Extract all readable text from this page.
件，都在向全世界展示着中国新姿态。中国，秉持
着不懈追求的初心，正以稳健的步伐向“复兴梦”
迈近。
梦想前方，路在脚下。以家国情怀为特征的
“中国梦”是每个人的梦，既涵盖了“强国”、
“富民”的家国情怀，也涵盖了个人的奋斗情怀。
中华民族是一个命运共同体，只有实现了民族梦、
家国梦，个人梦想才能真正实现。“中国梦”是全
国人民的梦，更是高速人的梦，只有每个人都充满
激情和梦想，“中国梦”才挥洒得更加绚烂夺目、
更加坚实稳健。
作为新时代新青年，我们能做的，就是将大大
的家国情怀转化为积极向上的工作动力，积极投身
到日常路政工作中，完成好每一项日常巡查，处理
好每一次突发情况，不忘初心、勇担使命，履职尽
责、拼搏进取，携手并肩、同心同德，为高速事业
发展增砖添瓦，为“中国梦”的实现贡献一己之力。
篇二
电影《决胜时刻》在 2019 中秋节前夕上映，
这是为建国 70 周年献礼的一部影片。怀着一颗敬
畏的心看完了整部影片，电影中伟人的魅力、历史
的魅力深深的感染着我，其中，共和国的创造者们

---

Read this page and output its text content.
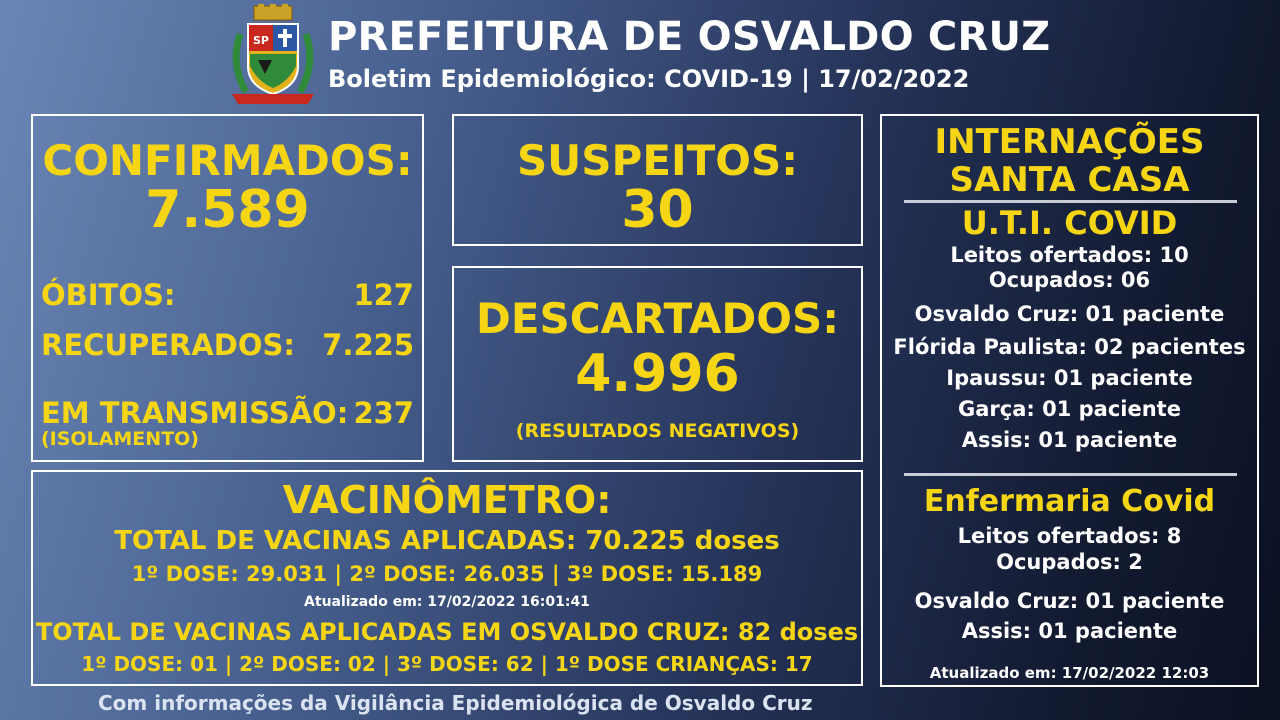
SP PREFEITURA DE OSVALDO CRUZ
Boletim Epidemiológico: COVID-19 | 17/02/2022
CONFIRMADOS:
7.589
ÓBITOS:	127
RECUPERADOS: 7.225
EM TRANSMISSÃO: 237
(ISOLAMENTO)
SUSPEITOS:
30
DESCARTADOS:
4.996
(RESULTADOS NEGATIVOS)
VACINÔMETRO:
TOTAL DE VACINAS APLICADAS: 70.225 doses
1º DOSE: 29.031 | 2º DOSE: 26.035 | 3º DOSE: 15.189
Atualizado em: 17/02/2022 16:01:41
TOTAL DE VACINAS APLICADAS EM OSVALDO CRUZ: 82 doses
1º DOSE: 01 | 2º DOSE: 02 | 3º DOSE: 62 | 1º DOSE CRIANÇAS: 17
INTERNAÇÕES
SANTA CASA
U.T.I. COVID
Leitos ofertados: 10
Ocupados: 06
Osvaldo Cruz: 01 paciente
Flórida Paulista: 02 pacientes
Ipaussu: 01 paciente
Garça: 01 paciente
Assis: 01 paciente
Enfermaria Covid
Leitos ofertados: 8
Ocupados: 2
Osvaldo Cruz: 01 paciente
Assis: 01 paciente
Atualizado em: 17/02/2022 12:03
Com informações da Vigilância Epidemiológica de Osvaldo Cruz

Problem details:
What is the number of lines in the data that hold the word "Leitos"? Reply with that number and nothing else.

Correct answer:
2